- Written task:
Copy everything in the listing below word for word, apart from any images.

- Provided entries:
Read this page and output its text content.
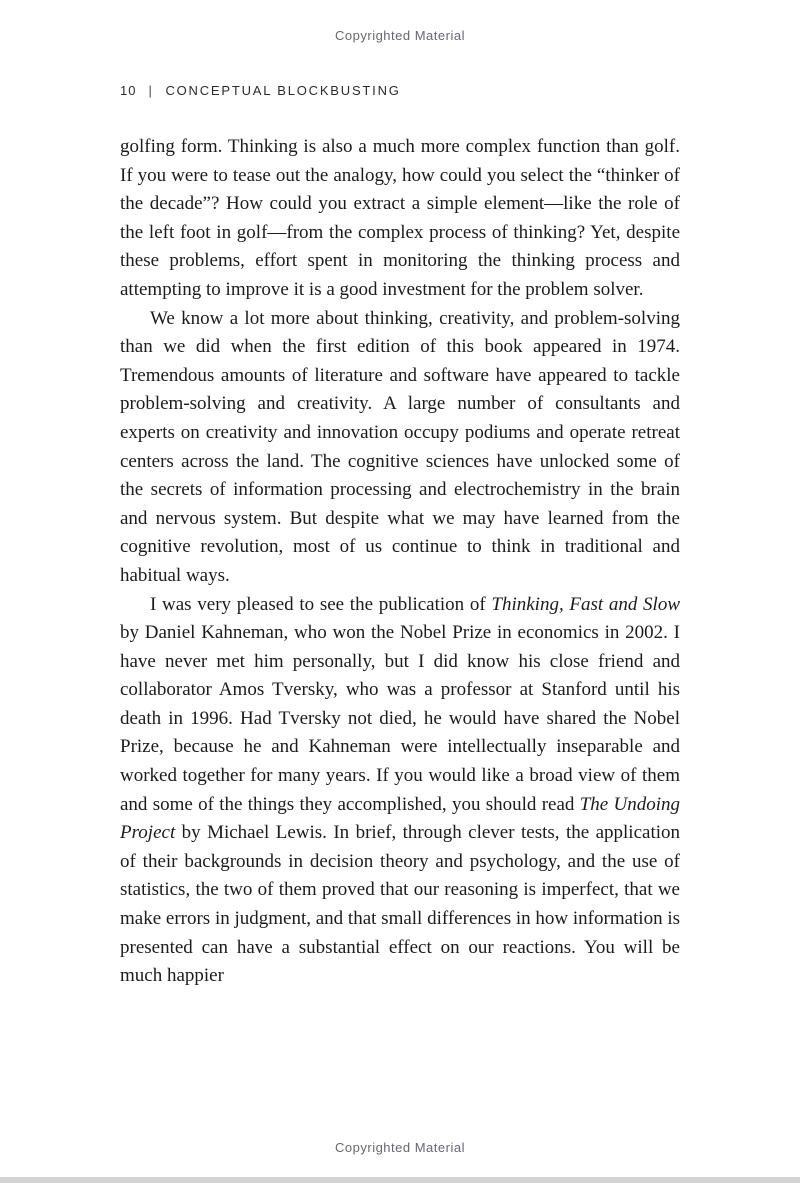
Copyrighted Material
10 | CONCEPTUAL BLOCKBUSTING

golfing form. Thinking is also a much more complex function than golf. If you were to tease out the analogy, how could you select the “thinker of the decade”? How could you extract a simple element—like the role of the left foot in golf—from the complex process of thinking? Yet, despite these problems, effort spent in monitoring the thinking process and attempting to improve it is a good investment for the problem solver.

We know a lot more about thinking, creativity, and problem-solving than we did when the first edition of this book appeared in 1974. Tremendous amounts of literature and software have appeared to tackle problem-solving and creativity. A large number of consultants and experts on creativity and innovation occupy podiums and operate retreat centers across the land. The cognitive sciences have unlocked some of the secrets of information processing and electrochemistry in the brain and nervous system. But despite what we may have learned from the cognitive revolution, most of us continue to think in traditional and habitual ways.

I was very pleased to see the publication of Thinking, Fast and Slow by Daniel Kahneman, who won the Nobel Prize in economics in 2002. I have never met him personally, but I did know his close friend and collaborator Amos Tversky, who was a professor at Stanford until his death in 1996. Had Tversky not died, he would have shared the Nobel Prize, because he and Kahneman were intellectually inseparable and worked together for many years. If you would like a broad view of them and some of the things they accomplished, you should read The Undoing Project by Michael Lewis. In brief, through clever tests, the application of their backgrounds in decision theory and psychology, and the use of statistics, the two of them proved that our reasoning is imperfect, that we make errors in judgment, and that small differences in how information is presented can have a substantial effect on our reactions. You will be much happier

Copyrighted Material
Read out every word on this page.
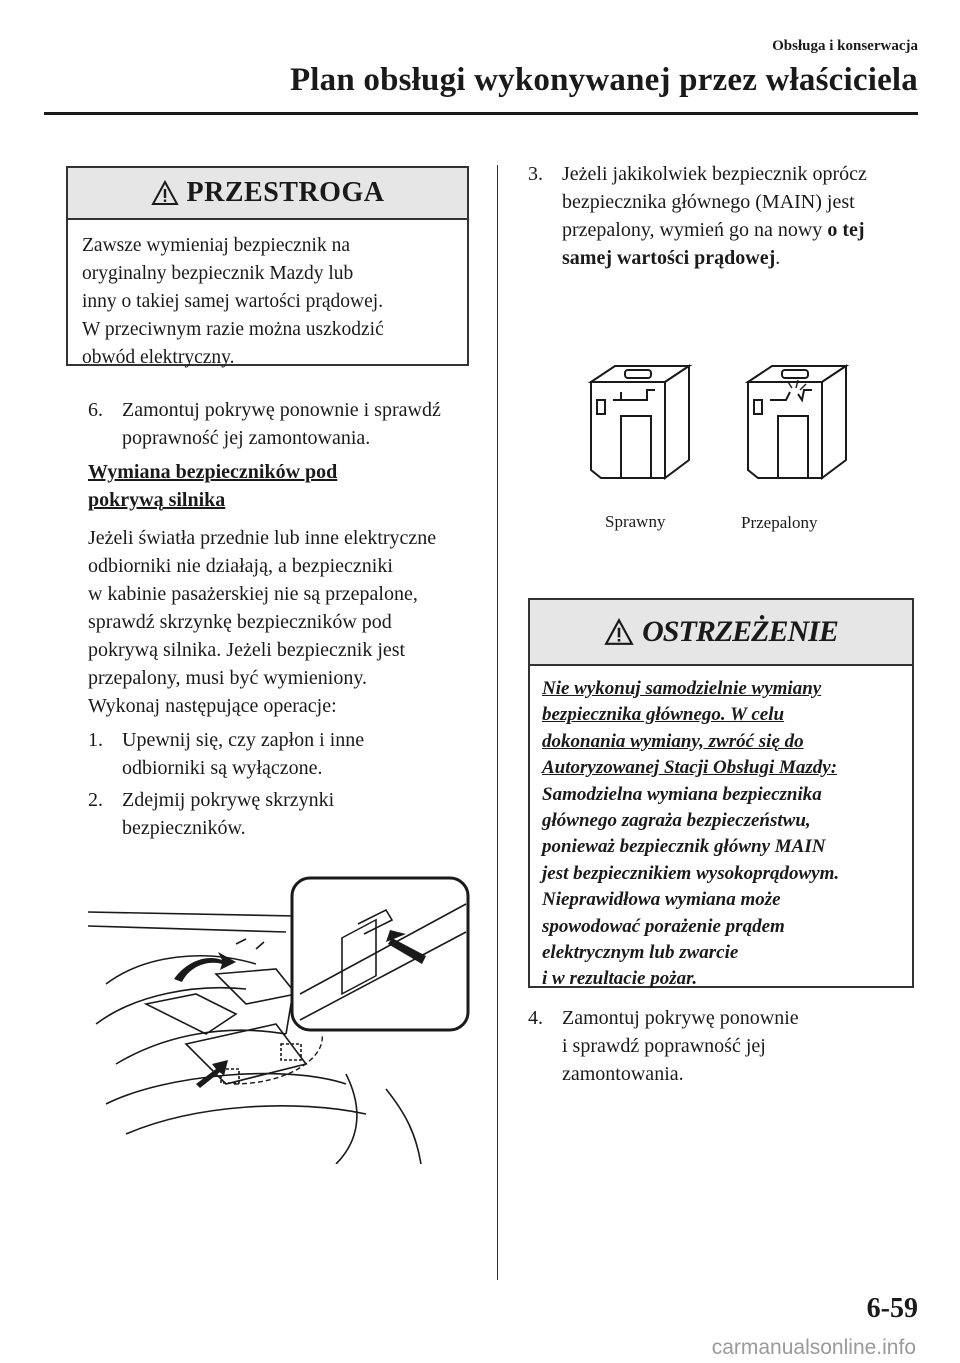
Obsługa i konserwacja
Plan obsługi wykonywanej przez właściciela
PRZESTROGA
Zawsze wymieniaj bezpiecznik na
oryginalny bezpiecznik Mazdy lub
inny o takiej samej wartości prądowej.
W przeciwnym razie można uszkodzić
obwód elektryczny.
6. Zamontuj pokrywę ponownie i sprawdź
poprawność jej zamontowania.
Wymiana bezpieczników pod
pokrywą silnika
Jeżeli światła przednie lub inne elektryczne
odbiorniki nie działają, a bezpieczniki
w kabinie pasażerskiej nie są przepalone,
sprawdź skrzynkę bezpieczników pod
pokrywą silnika. Jeżeli bezpiecznik jest
przepalony, musi być wymieniony.
Wykonaj następujące operacje:
1. Upewnij się, czy zapłon i inne
odbiorniki są wyłączone.
2. Zdejmij pokrywę skrzynki
bezpieczników.
3. Jeżeli jakikolwiek bezpiecznik oprócz
bezpiecznika głównego (MAIN) jest
przepalony, wymień go na nowy o tej
samej wartości prądowej.
Sprawny	Przepalony
OSTRZEŻENIE
Nie wykonuj samodzielnie wymiany
bezpiecznika głównego. W celu
dokonania wymiany, zwróć się do
Autoryzowanej Stacji Obsługi Mazdy:
Samodzielna wymiana bezpiecznika
głównego zagraża bezpieczeństwu,
ponieważ bezpiecznik główny MAIN
jest bezpiecznikiem wysokoprądowym.
Nieprawidłowa wymiana może
spowodować porażenie prądem
elektrycznym lub zwarcie
i w rezultacie pożar.
4. Zamontuj pokrywę ponownie
i sprawdź poprawność jej
zamontowania.
6-59
carmanualsonline.info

- Completed task:
Read this page and output its text content.
Copyrighted Material
10 | CONCEPTUAL BLOCKBUSTING

golfing form. Thinking is also a much more complex function than golf. If you were to tease out the analogy, how could you select the “thinker of the decade”? How could you extract a simple element—like the role of the left foot in golf—from the complex process of thinking? Yet, despite these problems, effort spent in monitoring the thinking process and attempting to improve it is a good investment for the problem solver.

We know a lot more about thinking, creativity, and problem-solving than we did when the first edition of this book appeared in 1974. Tremendous amounts of literature and software have appeared to tackle problem-solving and creativity. A large number of consultants and experts on creativity and innovation occupy podiums and operate retreat centers across the land. The cognitive sciences have unlocked some of the secrets of information processing and electrochemistry in the brain and nervous system. But despite what we may have learned from the cognitive revolution, most of us continue to think in traditional and habitual ways.

I was very pleased to see the publication of Thinking, Fast and Slow by Daniel Kahneman, who won the Nobel Prize in economics in 2002. I have never met him personally, but I did know his close friend and collaborator Amos Tversky, who was a professor at Stanford until his death in 1996. Had Tversky not died, he would have shared the Nobel Prize, because he and Kahneman were intellectually inseparable and worked together for many years. If you would like a broad view of them and some of the things they accomplished, you should read The Undoing Project by Michael Lewis. In brief, through clever tests, the application of their backgrounds in decision theory and psychology, and the use of statistics, the two of them proved that our reasoning is imperfect, that we make errors in judgment, and that small differences in how information is presented can have a substantial effect on our reactions. You will be much happier

Copyrighted Material
Read out every word on this page.
Obsługa i konserwacja
Plan obsługi wykonywanej przez właściciela
PRZESTROGA
Zawsze wymieniaj bezpiecznik na
oryginalny bezpiecznik Mazdy lub
inny o takiej samej wartości prądowej.
W przeciwnym razie można uszkodzić
obwód elektryczny.
6. Zamontuj pokrywę ponownie i sprawdź
poprawność jej zamontowania.
Wymiana bezpieczników pod
pokrywą silnika
Jeżeli światła przednie lub inne elektryczne
odbiorniki nie działają, a bezpieczniki
w kabinie pasażerskiej nie są przepalone,
sprawdź skrzynkę bezpieczników pod
pokrywą silnika. Jeżeli bezpiecznik jest
przepalony, musi być wymieniony.
Wykonaj następujące operacje:
1. Upewnij się, czy zapłon i inne
odbiorniki są wyłączone.
2. Zdejmij pokrywę skrzynki
bezpieczników.
3. Jeżeli jakikolwiek bezpiecznik oprócz
bezpiecznika głównego (MAIN) jest
przepalony, wymień go na nowy o tej
samej wartości prądowej.
Sprawny	Przepalony
OSTRZEŻENIE
Nie wykonuj samodzielnie wymiany
bezpiecznika głównego. W celu
dokonania wymiany, zwróć się do
Autoryzowanej Stacji Obsługi Mazdy:
Samodzielna wymiana bezpiecznika
głównego zagraża bezpieczeństwu,
ponieważ bezpiecznik główny MAIN
jest bezpiecznikiem wysokoprądowym.
Nieprawidłowa wymiana może
spowodować porażenie prądem
elektrycznym lub zwarcie
i w rezultacie pożar.
4. Zamontuj pokrywę ponownie
i sprawdź poprawność jej
zamontowania.
6-59
carmanualsonline.info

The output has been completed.